**Aim of the task:**
Scan each line of the records for the word "index" and extract the ones that have it.

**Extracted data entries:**
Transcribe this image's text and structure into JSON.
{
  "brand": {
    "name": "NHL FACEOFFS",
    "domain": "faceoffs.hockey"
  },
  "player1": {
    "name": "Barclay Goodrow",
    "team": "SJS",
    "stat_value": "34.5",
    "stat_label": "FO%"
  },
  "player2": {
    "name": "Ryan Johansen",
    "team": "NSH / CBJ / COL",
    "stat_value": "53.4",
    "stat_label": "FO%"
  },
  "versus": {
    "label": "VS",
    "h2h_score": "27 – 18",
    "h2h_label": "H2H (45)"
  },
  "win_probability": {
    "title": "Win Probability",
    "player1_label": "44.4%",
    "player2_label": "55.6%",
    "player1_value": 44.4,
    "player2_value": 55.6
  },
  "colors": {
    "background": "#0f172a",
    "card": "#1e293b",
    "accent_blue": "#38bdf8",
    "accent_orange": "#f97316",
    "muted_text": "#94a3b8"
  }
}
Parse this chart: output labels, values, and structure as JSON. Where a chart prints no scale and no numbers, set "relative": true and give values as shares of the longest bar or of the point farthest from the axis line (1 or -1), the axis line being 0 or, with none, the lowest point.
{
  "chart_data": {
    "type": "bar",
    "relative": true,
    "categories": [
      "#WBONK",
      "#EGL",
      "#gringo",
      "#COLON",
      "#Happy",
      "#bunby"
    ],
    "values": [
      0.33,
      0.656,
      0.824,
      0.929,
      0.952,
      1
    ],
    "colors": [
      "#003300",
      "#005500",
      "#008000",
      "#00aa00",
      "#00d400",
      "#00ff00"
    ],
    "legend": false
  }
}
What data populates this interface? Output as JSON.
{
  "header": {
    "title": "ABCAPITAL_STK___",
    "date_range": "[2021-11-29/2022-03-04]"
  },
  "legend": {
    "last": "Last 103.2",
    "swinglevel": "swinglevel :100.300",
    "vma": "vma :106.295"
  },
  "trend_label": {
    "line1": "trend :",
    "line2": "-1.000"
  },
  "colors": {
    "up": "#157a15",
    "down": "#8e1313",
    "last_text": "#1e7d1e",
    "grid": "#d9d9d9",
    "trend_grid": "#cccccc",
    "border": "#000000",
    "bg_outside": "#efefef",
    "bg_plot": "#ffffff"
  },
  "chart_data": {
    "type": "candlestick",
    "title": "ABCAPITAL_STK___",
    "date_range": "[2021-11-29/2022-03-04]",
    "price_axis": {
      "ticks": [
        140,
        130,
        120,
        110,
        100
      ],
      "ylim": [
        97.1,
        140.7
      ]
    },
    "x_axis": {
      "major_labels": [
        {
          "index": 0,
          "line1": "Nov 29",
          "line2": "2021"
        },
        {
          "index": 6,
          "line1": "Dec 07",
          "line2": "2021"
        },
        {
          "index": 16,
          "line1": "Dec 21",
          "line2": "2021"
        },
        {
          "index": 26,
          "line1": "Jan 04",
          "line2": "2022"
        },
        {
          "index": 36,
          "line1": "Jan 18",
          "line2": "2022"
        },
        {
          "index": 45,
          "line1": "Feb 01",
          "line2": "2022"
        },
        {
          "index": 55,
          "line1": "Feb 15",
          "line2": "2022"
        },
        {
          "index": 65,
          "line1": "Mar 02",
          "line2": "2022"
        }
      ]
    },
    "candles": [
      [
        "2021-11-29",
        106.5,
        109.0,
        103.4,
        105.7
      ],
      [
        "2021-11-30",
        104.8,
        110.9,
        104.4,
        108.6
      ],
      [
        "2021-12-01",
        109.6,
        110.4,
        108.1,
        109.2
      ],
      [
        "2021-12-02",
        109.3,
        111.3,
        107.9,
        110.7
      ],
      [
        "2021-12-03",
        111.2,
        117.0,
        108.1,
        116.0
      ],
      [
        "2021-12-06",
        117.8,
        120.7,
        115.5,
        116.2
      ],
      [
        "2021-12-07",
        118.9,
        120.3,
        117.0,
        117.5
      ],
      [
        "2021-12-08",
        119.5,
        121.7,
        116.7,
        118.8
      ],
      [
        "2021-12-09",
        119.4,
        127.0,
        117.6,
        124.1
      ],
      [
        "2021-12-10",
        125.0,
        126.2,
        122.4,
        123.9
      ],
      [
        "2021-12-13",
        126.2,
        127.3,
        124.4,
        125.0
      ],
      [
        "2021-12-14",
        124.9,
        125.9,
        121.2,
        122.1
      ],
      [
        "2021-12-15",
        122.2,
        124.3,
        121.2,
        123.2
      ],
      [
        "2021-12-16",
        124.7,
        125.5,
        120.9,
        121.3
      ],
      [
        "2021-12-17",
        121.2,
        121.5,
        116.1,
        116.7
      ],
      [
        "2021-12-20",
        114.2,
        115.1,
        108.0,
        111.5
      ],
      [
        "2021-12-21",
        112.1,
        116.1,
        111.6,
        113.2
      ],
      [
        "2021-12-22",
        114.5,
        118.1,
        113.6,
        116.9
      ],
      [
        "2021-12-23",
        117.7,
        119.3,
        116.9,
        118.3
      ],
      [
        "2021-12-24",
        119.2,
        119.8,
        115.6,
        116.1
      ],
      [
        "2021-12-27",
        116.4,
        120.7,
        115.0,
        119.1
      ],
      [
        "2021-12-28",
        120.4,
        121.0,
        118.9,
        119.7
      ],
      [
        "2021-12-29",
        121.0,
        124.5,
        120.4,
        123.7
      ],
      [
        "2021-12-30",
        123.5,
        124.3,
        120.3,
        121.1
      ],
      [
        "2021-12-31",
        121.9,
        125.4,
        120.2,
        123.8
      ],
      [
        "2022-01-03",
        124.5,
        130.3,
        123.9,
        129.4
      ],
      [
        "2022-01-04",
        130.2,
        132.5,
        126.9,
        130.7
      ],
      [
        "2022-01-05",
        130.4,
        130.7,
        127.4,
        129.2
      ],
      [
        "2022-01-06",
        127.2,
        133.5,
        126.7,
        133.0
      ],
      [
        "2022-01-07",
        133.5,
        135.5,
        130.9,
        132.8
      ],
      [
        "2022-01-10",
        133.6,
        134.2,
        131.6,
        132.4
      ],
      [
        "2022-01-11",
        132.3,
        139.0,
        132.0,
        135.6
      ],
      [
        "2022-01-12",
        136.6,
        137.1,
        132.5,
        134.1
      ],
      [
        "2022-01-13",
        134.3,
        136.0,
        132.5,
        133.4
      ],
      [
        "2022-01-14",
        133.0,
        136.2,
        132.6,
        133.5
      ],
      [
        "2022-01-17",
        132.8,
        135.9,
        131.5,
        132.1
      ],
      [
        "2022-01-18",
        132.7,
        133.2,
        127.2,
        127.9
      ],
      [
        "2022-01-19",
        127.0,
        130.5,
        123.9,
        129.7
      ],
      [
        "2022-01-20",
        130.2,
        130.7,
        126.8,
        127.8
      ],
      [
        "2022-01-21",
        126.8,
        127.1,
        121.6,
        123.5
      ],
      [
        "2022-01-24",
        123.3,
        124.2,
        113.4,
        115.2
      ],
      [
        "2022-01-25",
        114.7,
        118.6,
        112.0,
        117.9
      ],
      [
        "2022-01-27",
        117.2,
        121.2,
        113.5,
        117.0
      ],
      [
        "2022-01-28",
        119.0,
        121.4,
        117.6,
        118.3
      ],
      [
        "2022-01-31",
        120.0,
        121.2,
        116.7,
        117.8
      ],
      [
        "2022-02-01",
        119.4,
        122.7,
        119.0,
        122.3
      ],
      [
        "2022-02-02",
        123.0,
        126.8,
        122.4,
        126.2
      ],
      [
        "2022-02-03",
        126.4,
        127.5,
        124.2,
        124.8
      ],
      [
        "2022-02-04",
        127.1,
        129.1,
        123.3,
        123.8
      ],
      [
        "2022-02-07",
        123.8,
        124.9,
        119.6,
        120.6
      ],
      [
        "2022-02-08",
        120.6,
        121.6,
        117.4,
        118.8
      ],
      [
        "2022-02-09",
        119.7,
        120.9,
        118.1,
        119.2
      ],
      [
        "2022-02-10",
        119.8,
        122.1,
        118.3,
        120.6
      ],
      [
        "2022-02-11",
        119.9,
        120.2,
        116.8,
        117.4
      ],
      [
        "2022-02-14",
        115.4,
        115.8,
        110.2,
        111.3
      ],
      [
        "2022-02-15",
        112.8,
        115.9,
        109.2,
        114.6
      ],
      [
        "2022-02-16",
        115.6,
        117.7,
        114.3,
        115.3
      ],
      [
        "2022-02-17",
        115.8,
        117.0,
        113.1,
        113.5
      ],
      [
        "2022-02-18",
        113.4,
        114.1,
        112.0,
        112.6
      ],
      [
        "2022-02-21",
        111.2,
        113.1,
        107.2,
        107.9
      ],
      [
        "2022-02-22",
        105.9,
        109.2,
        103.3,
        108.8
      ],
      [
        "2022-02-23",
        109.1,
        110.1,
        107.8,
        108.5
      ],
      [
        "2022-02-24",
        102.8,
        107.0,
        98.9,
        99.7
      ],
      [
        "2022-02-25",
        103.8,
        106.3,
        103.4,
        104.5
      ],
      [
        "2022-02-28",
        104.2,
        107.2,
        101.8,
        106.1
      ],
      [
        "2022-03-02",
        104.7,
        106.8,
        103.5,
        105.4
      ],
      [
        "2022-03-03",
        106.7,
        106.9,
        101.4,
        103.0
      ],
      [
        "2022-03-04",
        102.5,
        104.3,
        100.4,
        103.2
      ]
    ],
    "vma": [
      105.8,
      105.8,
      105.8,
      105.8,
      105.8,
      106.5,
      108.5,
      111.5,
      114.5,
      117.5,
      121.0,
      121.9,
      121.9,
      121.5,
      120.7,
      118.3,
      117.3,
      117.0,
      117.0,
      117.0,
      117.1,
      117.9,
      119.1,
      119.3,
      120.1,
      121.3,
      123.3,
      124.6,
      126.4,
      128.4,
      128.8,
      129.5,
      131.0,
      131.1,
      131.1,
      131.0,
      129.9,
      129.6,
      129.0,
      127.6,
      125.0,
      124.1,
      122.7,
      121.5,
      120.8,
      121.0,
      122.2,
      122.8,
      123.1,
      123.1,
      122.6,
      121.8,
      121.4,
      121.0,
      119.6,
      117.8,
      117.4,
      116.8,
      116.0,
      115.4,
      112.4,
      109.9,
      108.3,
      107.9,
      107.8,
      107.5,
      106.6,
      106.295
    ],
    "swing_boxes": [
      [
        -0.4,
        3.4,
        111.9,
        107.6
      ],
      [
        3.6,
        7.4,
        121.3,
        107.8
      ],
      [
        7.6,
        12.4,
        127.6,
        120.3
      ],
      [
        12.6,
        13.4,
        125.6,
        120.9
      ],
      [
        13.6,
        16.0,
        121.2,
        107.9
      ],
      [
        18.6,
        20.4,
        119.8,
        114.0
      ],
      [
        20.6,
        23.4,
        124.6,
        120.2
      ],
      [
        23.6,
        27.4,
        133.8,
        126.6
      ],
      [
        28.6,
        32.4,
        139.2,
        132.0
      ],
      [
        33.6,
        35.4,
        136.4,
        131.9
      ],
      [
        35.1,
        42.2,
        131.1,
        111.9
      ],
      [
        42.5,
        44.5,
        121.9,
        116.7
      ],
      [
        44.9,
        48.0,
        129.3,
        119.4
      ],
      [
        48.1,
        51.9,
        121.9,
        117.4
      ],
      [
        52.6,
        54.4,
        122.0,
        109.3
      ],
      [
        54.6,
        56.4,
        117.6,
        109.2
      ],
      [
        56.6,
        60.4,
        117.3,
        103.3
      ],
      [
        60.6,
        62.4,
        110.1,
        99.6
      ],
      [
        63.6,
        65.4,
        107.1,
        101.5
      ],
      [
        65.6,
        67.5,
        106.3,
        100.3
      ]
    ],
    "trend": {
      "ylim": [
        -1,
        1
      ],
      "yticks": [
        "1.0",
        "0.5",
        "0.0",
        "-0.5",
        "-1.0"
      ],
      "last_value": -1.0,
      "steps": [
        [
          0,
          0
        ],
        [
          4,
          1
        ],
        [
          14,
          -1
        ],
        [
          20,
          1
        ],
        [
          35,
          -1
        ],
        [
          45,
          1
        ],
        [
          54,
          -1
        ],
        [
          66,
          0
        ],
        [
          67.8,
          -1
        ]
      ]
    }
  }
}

**Written answer:**
          "index": 0,
          "index": 6,
          "index": 16,
          "index": 26,
          "index": 36,
          "index": 45,
          "index": 55,
          "index": 65,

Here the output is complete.